Stored data
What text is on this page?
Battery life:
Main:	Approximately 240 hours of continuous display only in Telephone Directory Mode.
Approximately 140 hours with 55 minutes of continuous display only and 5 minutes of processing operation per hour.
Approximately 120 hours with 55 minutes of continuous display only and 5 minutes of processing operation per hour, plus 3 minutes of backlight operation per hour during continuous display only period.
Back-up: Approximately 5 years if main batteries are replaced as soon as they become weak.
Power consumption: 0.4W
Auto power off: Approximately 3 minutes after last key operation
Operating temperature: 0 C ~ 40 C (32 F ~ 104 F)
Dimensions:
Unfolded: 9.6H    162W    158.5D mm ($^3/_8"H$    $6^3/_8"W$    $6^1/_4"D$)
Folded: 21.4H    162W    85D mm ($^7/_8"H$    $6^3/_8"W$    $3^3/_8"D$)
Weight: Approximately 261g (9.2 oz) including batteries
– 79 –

--

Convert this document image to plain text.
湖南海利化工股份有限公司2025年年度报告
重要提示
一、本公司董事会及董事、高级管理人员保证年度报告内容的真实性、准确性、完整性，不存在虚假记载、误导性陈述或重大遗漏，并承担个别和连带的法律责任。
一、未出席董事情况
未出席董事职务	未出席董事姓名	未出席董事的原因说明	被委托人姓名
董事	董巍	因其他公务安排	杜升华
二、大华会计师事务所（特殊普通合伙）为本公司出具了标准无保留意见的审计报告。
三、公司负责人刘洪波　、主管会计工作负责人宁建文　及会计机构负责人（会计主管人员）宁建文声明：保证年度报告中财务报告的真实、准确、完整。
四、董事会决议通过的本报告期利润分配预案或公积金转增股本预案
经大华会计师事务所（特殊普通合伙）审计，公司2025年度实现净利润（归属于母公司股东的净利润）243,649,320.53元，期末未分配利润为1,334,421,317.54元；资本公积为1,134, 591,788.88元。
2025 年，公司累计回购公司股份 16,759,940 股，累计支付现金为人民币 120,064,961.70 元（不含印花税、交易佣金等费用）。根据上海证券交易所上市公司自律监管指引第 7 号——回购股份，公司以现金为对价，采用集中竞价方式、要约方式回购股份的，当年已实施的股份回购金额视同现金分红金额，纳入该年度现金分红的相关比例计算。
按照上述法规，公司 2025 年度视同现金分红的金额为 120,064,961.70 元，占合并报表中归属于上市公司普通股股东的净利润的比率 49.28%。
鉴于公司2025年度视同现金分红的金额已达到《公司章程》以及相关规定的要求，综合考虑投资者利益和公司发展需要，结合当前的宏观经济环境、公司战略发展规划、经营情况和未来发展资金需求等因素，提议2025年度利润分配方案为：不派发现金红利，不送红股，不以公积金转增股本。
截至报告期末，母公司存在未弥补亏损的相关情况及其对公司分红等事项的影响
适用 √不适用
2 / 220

▸ **What the task requires**:
Find each line holding "minutes". Copy it out.

▸ **Full answer**:
Approximately 140 hours with 55 minutes of continuous display only and 5 minutes of processing operation per hour.
Approximately 120 hours with 55 minutes of continuous display only and 5 minutes of processing operation per hour, plus 3 minutes of backlight operation per hour during continuous display only period.
Auto power off: Approximately 3 minutes after last key operation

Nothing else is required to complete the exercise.